** begin **

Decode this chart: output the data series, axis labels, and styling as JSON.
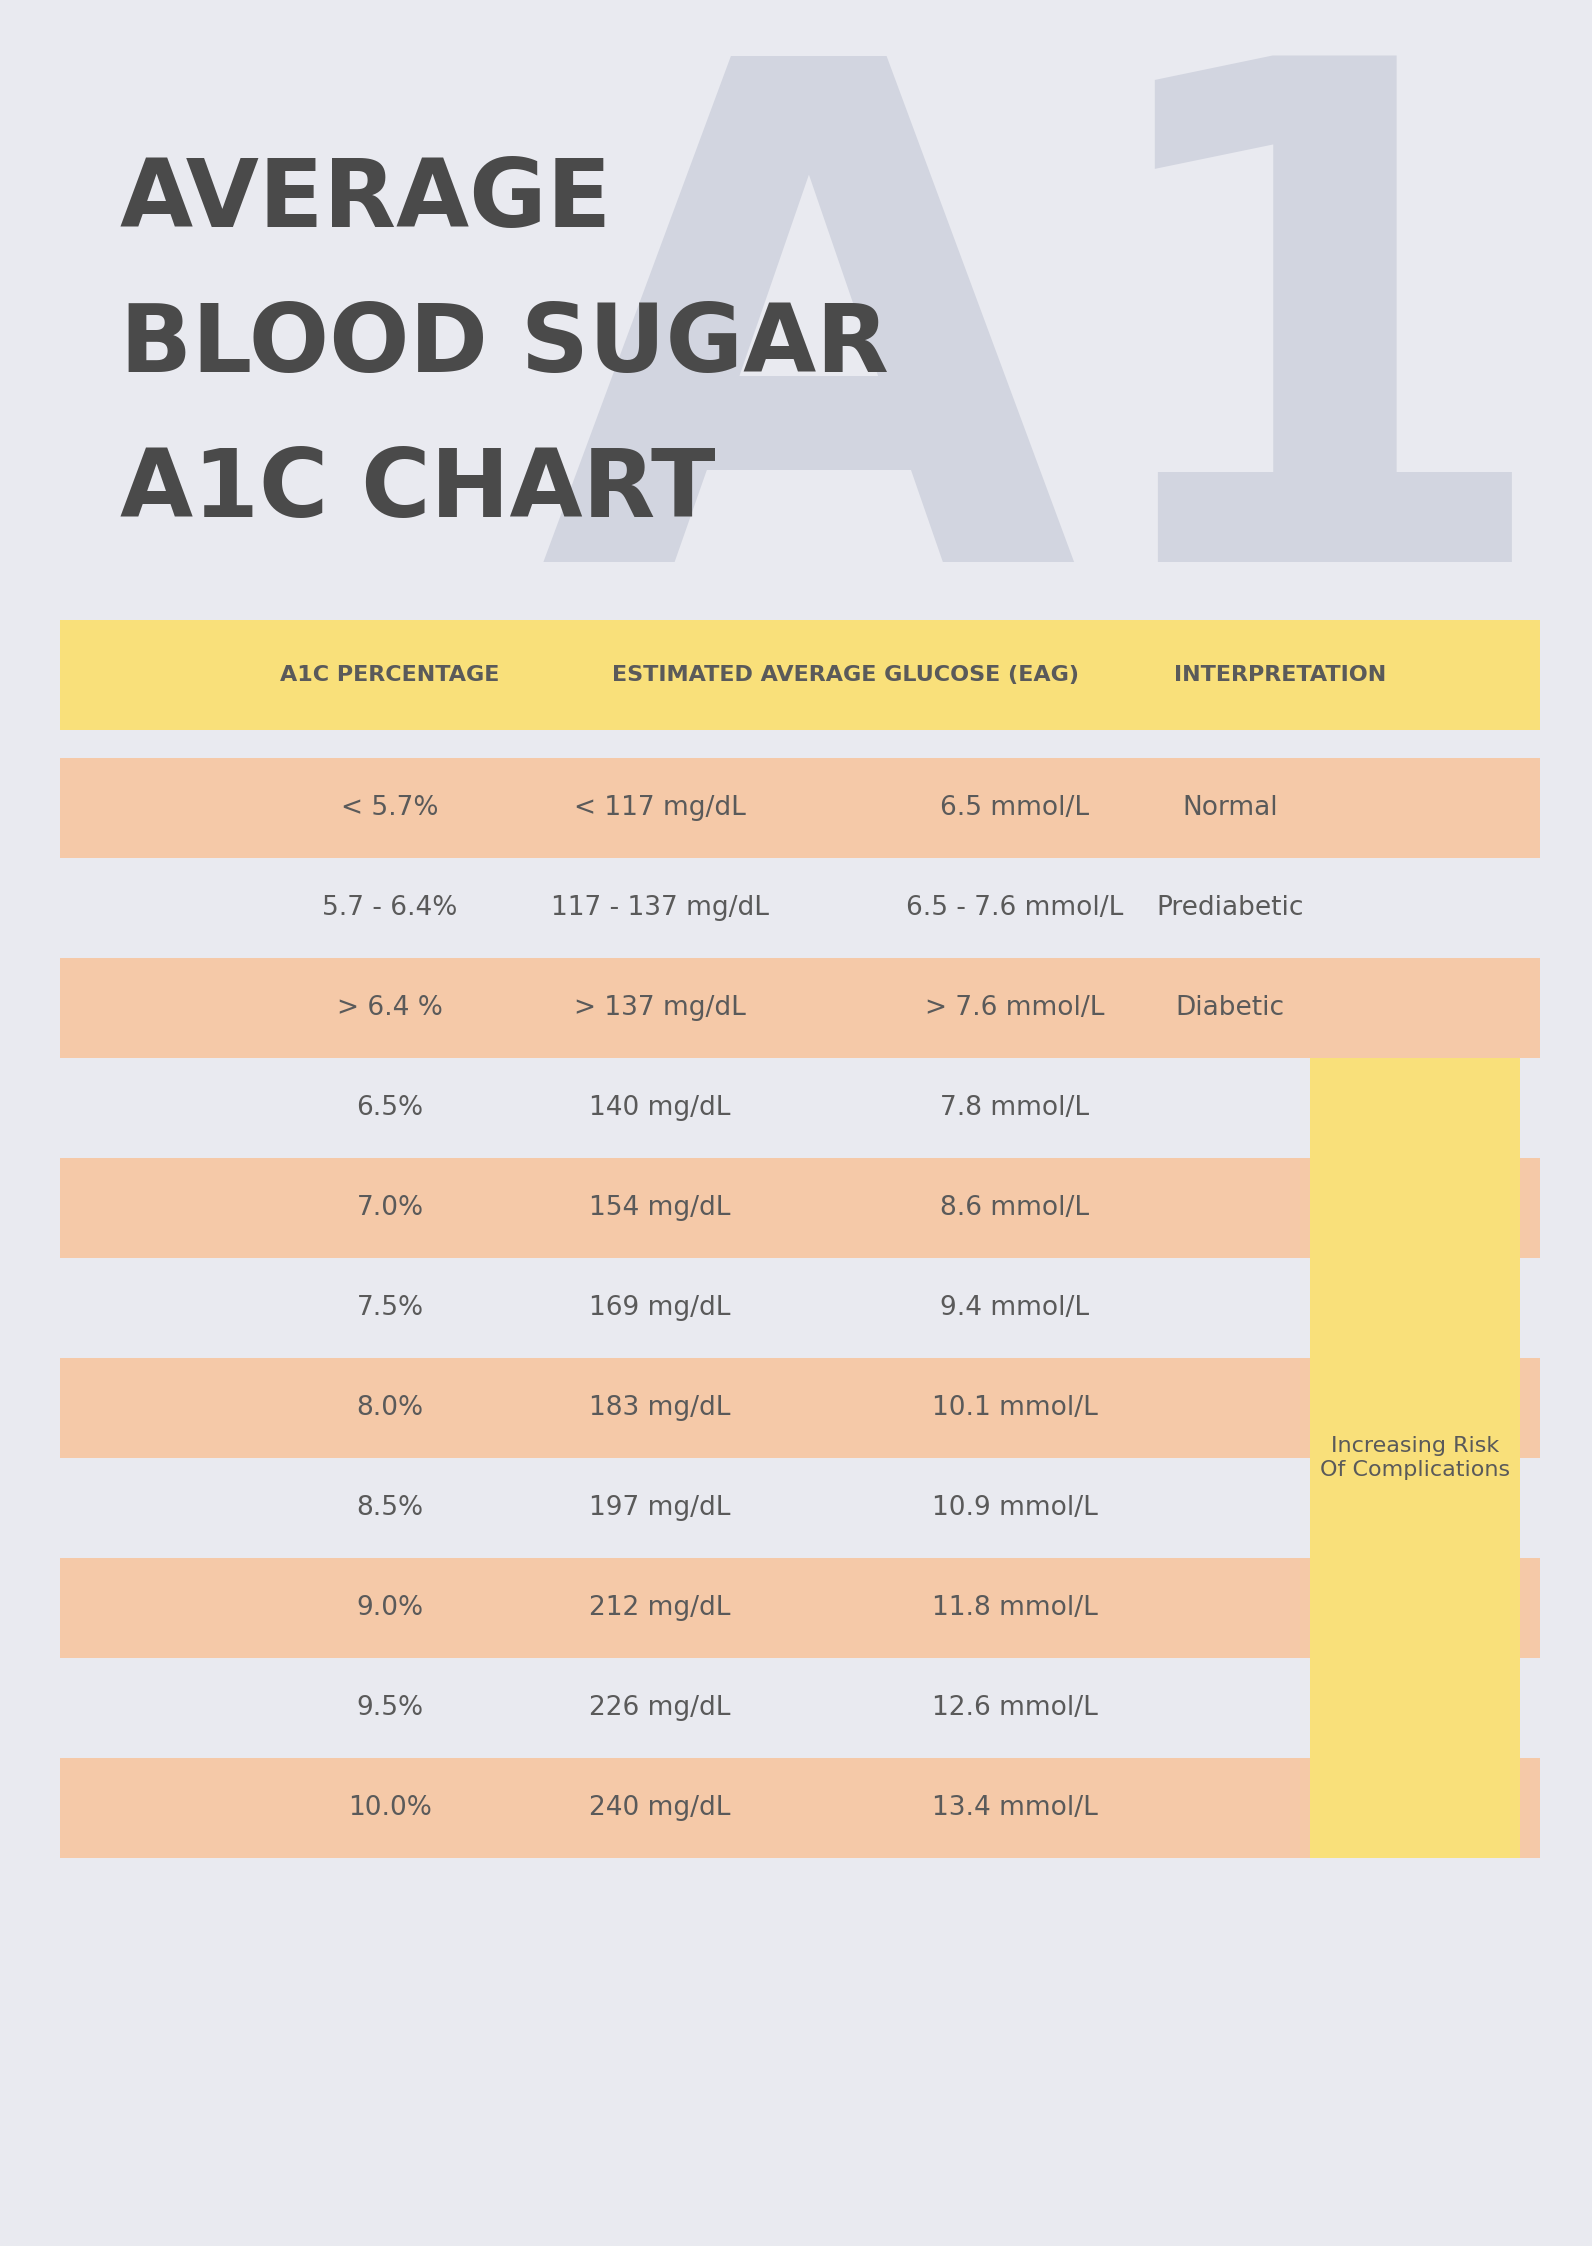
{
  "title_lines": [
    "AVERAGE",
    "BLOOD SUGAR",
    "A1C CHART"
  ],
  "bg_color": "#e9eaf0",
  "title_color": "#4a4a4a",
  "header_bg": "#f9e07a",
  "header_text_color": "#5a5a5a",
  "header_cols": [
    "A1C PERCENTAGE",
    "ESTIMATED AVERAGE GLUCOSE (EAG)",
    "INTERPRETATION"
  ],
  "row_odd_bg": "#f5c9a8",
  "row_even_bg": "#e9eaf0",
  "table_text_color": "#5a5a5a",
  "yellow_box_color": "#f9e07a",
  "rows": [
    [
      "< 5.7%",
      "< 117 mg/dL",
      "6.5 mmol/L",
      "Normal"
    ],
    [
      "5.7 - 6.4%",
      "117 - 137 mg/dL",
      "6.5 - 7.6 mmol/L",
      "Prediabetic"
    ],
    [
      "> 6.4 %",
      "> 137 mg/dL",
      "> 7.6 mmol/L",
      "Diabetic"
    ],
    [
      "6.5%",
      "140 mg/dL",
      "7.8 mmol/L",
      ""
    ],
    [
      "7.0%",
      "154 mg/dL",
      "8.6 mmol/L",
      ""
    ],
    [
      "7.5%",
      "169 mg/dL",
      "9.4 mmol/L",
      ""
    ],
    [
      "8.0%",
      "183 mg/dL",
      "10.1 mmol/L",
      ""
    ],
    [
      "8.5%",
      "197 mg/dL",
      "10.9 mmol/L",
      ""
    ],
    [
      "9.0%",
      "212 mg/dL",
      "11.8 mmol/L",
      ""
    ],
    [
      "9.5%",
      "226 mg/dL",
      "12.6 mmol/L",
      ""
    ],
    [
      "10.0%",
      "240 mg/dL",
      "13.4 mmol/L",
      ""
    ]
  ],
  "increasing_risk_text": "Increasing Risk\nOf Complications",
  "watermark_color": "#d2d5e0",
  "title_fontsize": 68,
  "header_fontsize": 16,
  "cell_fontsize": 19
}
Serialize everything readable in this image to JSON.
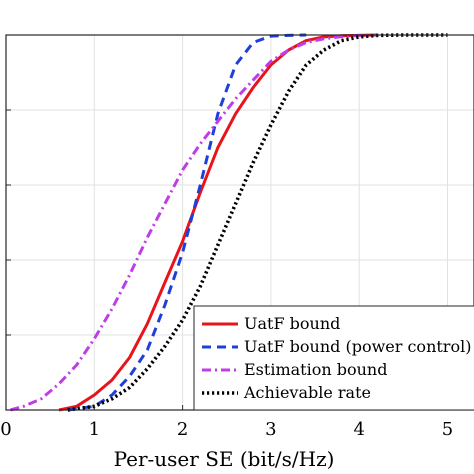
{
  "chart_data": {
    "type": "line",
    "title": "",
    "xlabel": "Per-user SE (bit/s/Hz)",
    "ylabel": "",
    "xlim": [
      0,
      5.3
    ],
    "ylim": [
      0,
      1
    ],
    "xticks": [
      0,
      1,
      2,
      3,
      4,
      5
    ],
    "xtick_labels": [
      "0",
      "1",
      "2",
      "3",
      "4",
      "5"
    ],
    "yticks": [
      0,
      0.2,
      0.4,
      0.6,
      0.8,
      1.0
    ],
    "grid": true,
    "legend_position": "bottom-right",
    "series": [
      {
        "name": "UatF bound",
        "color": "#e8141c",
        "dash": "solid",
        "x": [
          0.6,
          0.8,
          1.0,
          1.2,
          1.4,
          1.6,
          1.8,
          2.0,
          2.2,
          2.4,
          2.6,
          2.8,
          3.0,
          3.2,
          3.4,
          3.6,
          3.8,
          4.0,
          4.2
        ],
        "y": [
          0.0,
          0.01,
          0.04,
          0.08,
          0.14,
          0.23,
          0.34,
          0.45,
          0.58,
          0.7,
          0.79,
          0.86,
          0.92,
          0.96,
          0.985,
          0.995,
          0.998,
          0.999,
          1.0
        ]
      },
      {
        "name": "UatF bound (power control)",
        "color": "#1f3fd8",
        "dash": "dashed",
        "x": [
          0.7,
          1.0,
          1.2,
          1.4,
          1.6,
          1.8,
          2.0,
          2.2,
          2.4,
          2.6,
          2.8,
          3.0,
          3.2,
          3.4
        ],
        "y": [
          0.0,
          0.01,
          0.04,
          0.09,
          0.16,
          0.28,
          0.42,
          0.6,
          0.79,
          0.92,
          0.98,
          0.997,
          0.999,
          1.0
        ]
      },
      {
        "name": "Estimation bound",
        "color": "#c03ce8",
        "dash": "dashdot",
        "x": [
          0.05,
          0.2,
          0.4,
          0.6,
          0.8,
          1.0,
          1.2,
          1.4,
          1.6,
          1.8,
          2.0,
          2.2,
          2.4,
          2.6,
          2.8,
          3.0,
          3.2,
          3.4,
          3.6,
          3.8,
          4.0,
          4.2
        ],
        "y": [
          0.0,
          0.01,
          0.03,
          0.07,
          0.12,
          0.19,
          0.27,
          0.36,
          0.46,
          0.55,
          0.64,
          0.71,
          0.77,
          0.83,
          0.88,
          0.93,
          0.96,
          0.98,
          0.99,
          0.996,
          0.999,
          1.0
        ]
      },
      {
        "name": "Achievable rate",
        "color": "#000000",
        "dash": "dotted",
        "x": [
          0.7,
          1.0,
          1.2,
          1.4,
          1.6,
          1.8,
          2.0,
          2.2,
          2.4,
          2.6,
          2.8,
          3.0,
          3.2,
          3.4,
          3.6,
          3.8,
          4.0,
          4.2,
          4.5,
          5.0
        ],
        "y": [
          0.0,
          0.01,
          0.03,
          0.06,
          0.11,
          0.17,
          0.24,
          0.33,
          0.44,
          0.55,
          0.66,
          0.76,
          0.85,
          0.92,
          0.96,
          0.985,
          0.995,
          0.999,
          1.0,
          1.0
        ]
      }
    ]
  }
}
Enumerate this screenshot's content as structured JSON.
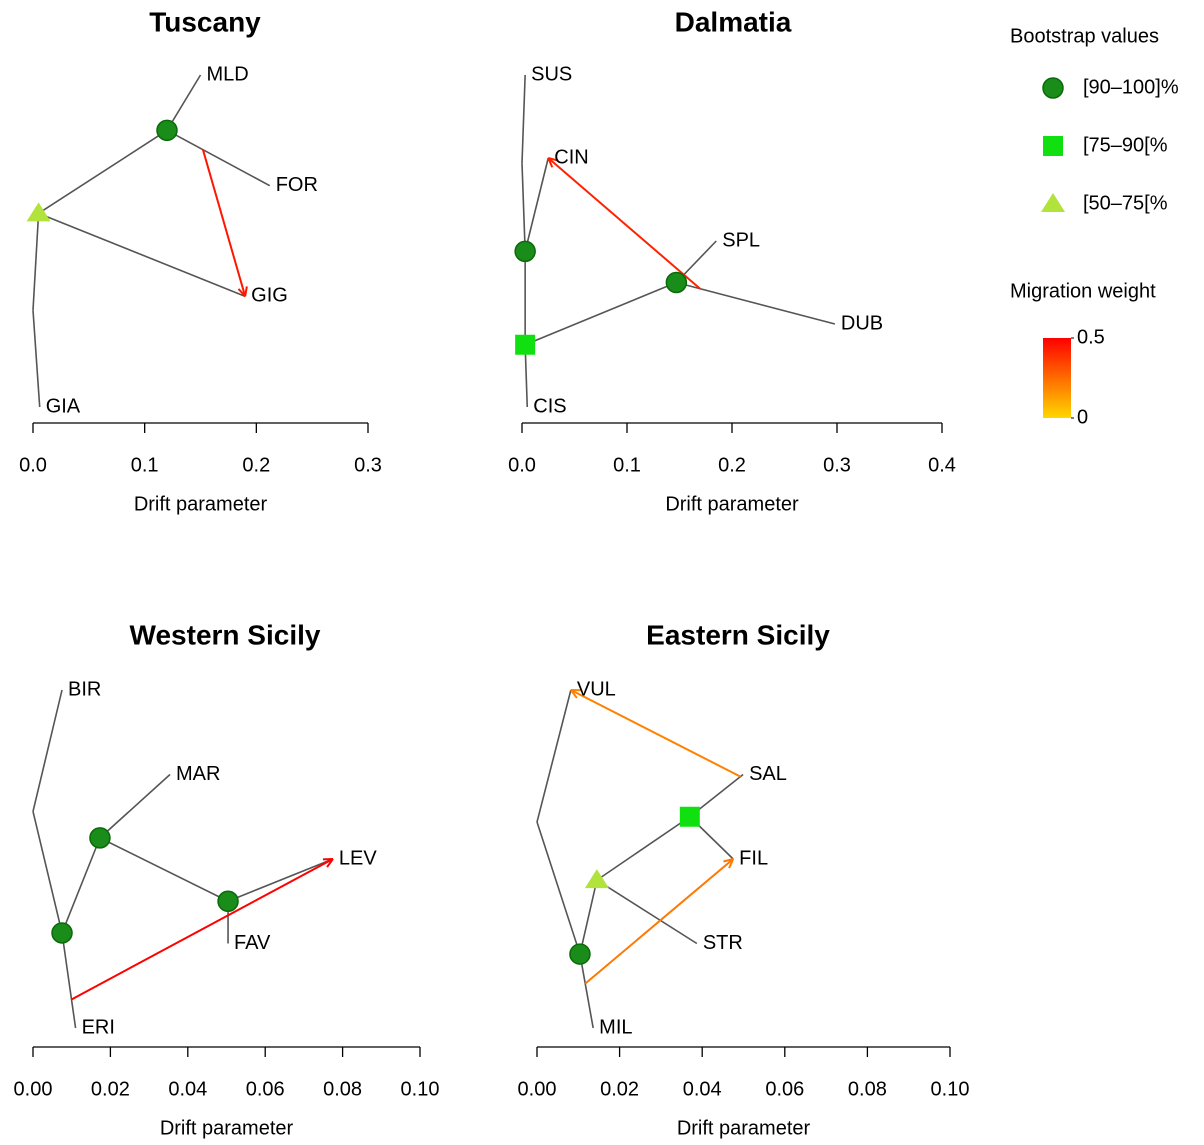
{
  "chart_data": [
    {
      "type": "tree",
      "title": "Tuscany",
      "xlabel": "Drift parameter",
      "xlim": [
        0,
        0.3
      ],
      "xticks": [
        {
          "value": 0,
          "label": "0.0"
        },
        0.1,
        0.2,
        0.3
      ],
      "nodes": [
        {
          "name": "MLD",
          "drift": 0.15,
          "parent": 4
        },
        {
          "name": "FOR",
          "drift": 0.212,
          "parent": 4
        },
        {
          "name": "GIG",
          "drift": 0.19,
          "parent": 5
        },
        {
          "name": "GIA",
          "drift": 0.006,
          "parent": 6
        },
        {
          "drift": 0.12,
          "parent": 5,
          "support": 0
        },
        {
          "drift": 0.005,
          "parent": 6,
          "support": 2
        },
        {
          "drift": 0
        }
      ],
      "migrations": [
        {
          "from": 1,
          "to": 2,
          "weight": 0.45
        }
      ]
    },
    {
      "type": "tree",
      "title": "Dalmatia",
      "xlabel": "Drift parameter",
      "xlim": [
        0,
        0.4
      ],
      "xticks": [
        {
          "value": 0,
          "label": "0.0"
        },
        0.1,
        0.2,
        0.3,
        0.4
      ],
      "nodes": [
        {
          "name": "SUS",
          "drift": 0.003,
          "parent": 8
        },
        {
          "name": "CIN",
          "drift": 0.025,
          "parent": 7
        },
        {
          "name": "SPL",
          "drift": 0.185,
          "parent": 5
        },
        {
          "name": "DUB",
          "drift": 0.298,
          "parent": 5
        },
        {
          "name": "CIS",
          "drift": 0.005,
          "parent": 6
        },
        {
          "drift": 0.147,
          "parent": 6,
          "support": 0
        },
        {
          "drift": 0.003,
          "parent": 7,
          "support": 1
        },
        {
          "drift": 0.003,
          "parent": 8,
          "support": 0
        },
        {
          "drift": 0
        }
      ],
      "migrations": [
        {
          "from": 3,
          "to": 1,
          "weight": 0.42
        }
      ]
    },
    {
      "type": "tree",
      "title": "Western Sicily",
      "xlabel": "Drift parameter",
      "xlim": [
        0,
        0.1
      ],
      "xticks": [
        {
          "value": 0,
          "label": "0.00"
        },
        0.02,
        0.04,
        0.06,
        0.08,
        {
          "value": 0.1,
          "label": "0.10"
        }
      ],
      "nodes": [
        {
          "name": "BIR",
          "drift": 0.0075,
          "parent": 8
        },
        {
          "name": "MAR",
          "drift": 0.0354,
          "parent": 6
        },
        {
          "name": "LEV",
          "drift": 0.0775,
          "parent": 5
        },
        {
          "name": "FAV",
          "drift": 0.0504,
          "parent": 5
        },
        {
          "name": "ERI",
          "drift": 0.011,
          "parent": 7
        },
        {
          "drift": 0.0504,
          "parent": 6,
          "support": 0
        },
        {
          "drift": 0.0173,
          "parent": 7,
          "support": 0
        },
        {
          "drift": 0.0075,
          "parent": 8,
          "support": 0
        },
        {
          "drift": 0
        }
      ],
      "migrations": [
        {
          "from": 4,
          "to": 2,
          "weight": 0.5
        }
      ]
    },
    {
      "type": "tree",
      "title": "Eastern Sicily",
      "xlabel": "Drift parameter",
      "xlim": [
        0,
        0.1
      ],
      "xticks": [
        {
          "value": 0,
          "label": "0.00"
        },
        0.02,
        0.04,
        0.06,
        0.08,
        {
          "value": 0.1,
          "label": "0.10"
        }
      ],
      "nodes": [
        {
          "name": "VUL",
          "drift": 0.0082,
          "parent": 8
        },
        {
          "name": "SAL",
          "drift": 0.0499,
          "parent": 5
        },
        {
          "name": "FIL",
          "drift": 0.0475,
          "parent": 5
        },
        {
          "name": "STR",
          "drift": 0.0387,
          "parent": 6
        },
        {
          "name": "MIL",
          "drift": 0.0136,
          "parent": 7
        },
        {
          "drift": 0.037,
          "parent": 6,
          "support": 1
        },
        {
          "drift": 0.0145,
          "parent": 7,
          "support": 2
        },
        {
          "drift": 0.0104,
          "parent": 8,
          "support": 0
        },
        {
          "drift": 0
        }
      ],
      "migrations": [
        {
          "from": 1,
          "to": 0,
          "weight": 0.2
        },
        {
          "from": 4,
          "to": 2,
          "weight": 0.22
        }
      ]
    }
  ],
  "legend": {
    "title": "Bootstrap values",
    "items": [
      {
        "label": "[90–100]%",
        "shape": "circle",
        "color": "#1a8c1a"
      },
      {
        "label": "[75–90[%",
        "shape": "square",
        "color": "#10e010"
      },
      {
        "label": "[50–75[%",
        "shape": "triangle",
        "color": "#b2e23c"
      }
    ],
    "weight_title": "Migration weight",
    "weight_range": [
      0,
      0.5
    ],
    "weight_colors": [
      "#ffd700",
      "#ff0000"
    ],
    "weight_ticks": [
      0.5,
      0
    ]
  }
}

** end **

TASK TO CARRY OUT: Gather each line of the listing that holds the string "AVERAGE".

RESULT OF THIS TASK:
    "AVERAGE",
    "ESTIMATED AVERAGE GLUCOSE (EAG)",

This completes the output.